Items listed in a dataset
========

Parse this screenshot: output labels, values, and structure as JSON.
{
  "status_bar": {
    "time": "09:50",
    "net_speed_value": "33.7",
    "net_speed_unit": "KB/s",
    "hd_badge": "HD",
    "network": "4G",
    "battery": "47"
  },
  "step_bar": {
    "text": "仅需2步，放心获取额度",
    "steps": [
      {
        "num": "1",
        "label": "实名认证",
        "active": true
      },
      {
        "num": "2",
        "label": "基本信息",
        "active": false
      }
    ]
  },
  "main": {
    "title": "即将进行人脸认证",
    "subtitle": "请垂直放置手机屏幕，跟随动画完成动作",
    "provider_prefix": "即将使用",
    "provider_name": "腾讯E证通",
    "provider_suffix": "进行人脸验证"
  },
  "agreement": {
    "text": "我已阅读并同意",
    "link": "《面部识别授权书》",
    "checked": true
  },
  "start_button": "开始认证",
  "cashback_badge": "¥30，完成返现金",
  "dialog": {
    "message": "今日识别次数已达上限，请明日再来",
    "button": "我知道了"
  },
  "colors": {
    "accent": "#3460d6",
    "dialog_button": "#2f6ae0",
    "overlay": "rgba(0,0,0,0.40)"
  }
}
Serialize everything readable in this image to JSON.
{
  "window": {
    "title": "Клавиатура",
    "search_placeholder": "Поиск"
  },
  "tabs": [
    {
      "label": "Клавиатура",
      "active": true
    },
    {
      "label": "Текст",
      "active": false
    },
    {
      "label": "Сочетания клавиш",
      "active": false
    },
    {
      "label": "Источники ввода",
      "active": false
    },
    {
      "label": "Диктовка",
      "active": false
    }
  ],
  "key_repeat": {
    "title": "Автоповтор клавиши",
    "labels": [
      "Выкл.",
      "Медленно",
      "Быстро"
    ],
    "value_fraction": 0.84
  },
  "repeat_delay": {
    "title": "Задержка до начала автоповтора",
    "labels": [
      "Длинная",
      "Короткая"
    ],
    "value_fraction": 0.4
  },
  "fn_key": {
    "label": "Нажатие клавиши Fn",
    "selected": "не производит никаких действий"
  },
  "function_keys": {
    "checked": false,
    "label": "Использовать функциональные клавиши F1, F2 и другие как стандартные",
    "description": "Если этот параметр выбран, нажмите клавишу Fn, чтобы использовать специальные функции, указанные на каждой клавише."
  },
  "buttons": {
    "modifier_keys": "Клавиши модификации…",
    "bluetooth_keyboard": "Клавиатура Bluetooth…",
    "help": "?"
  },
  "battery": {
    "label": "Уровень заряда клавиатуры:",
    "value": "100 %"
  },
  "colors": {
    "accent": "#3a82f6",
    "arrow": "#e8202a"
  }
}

========

All of the entries above need to be reproduced exactly.

(RIGHT ANSWER)
Parse this screenshot: output labels, values, and structure as JSON.
{
  "status_bar": {
    "time": "09:50",
    "net_speed_value": "33.7",
    "net_speed_unit": "KB/s",
    "hd_badge": "HD",
    "network": "4G",
    "battery": "47"
  },
  "step_bar": {
    "text": "仅需2步，放心获取额度",
    "steps": [
      {
        "num": "1",
        "label": "实名认证",
        "active": true
      },
      {
        "num": "2",
        "label": "基本信息",
        "active": false
      }
    ]
  },
  "main": {
    "title": "即将进行人脸认证",
    "subtitle": "请垂直放置手机屏幕，跟随动画完成动作",
    "provider_prefix": "即将使用",
    "provider_name": "腾讯E证通",
    "provider_suffix": "进行人脸验证"
  },
  "agreement": {
    "text": "我已阅读并同意",
    "link": "《面部识别授权书》",
    "checked": true
  },
  "start_button": "开始认证",
  "cashback_badge": "¥30，完成返现金",
  "dialog": {
    "message": "今日识别次数已达上限，请明日再来",
    "button": "我知道了"
  },
  "colors": {
    "accent": "#3460d6",
    "dialog_button": "#2f6ae0",
    "overlay": "rgba(0,0,0,0.40)"
  }
}
Serialize everything readable in this image to JSON.
{
  "window": {
    "title": "Клавиатура",
    "search_placeholder": "Поиск"
  },
  "tabs": [
    {
      "label": "Клавиатура",
      "active": true
    },
    {
      "label": "Текст",
      "active": false
    },
    {
      "label": "Сочетания клавиш",
      "active": false
    },
    {
      "label": "Источники ввода",
      "active": false
    },
    {
      "label": "Диктовка",
      "active": false
    }
  ],
  "key_repeat": {
    "title": "Автоповтор клавиши",
    "labels": [
      "Выкл.",
      "Медленно",
      "Быстро"
    ],
    "value_fraction": 0.84
  },
  "repeat_delay": {
    "title": "Задержка до начала автоповтора",
    "labels": [
      "Длинная",
      "Короткая"
    ],
    "value_fraction": 0.4
  },
  "fn_key": {
    "label": "Нажатие клавиши Fn",
    "selected": "не производит никаких действий"
  },
  "function_keys": {
    "checked": false,
    "label": "Использовать функциональные клавиши F1, F2 и другие как стандартные",
    "description": "Если этот параметр выбран, нажмите клавишу Fn, чтобы использовать специальные функции, указанные на каждой клавише."
  },
  "buttons": {
    "modifier_keys": "Клавиши модификации…",
    "bluetooth_keyboard": "Клавиатура Bluetooth…",
    "help": "?"
  },
  "battery": {
    "label": "Уровень заряда клавиатуры:",
    "value": "100 %"
  },
  "colors": {
    "accent": "#3a82f6",
    "arrow": "#e8202a"
  }
}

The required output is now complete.